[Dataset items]
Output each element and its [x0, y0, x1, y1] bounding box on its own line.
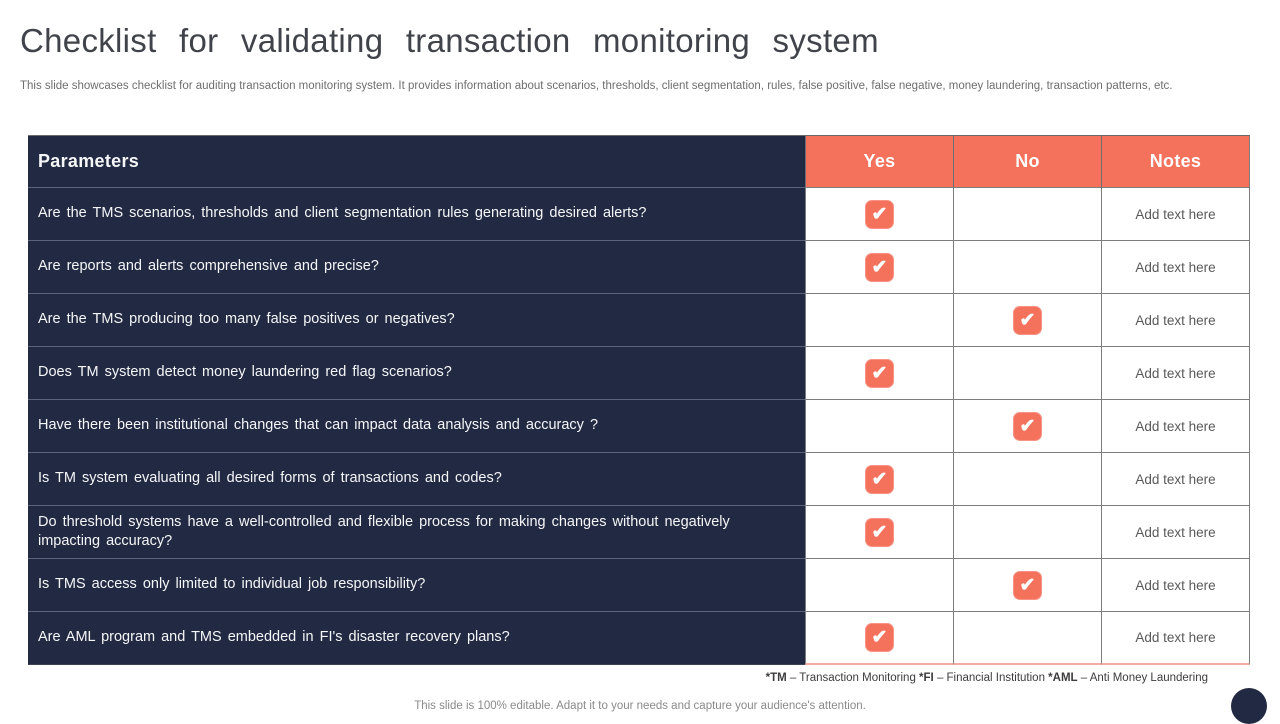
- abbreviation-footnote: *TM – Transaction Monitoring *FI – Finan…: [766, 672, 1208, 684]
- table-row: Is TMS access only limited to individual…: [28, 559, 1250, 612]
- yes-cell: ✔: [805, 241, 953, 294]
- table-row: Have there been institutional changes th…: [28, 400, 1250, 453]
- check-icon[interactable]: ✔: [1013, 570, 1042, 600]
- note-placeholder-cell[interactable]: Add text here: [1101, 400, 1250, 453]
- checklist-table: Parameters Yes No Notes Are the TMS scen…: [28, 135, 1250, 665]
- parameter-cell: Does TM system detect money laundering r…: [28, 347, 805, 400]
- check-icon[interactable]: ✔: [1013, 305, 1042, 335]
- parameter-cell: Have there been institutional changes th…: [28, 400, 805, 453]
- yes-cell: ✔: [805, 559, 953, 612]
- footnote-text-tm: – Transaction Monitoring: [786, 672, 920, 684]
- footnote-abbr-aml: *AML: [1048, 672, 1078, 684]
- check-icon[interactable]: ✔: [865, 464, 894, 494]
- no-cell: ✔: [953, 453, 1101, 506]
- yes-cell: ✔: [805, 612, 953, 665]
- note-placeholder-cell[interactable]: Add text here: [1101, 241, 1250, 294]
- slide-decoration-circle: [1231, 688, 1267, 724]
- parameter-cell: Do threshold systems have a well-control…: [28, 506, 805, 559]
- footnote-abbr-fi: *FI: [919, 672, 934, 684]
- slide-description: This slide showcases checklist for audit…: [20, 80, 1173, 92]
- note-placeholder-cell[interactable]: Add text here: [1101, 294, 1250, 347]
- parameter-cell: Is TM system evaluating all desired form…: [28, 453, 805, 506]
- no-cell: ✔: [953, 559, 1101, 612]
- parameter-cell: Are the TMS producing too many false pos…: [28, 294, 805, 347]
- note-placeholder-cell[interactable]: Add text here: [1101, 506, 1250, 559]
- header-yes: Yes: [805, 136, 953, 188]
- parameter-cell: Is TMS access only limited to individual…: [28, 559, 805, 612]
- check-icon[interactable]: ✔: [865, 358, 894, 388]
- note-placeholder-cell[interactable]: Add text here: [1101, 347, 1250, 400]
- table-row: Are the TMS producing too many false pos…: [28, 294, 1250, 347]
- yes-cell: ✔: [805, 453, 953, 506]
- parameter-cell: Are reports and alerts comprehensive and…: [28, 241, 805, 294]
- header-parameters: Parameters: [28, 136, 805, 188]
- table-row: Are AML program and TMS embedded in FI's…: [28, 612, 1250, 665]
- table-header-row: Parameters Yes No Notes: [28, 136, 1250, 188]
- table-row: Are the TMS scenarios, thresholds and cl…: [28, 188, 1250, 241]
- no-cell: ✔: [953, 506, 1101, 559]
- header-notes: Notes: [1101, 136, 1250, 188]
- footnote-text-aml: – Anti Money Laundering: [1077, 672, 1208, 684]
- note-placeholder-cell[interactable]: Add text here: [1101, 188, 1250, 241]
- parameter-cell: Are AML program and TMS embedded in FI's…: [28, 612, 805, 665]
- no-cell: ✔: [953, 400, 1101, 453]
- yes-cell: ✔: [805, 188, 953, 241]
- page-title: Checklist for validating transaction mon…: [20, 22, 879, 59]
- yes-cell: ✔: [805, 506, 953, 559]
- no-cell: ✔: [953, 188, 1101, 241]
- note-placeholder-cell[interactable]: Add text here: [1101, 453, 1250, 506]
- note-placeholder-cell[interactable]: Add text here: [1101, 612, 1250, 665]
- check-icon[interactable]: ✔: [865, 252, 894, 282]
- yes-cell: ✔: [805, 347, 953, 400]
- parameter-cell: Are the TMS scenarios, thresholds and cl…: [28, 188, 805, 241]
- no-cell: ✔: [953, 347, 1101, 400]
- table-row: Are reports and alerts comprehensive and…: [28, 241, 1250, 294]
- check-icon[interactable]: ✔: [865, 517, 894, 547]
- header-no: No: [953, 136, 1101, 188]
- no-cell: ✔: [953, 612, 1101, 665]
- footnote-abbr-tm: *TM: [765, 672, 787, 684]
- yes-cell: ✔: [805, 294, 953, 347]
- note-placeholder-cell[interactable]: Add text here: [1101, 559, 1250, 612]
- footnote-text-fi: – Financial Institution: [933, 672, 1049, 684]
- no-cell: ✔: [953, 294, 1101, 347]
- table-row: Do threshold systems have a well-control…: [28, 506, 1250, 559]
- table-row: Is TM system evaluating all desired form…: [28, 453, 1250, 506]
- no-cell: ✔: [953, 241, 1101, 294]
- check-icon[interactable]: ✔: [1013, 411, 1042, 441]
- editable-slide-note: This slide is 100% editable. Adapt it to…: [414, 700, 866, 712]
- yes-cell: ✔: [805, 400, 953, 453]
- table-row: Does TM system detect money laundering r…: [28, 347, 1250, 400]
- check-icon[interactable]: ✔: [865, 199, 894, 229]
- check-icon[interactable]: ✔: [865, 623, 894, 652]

==

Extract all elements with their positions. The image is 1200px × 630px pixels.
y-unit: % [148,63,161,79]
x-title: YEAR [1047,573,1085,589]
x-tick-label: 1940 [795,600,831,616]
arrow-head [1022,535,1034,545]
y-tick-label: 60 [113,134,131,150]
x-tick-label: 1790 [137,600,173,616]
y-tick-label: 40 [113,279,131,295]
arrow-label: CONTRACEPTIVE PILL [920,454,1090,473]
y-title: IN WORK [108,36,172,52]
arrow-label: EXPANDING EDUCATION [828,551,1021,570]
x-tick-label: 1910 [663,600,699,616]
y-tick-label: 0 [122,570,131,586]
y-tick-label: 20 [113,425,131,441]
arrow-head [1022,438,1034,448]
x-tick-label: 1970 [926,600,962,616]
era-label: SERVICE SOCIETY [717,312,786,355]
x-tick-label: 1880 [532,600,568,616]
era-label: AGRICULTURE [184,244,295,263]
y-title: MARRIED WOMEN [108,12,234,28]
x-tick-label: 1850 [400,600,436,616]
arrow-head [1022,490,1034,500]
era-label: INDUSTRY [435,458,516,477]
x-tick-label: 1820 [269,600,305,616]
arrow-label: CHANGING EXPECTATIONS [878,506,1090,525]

> _AIM OF THE TASK_
Can you recast the material from the line with "Extract all elements" up to and including the line with "arrow-label: CONTRACEPTIVE PILL" as a JSON list of strings, one string per line, leaving out any blank lines?

> _RESULT_
[
  "Extract all elements with their positions. The image is 1200px × 630px pixels.",
  "y-unit: % [148,63,161,79]",
  "x-title: YEAR [1047,573,1085,589]",
  "x-tick-label: 1940 [795,600,831,616]",
  "arrow-head [1022,535,1034,545]",
  "y-tick-label: 60 [113,134,131,150]",
  "x-tick-label: 1790 [137,600,173,616]",
  "y-tick-label: 40 [113,279,131,295]",
  "arrow-label: CONTRACEPTIVE PILL [920,454,1090,473]"
]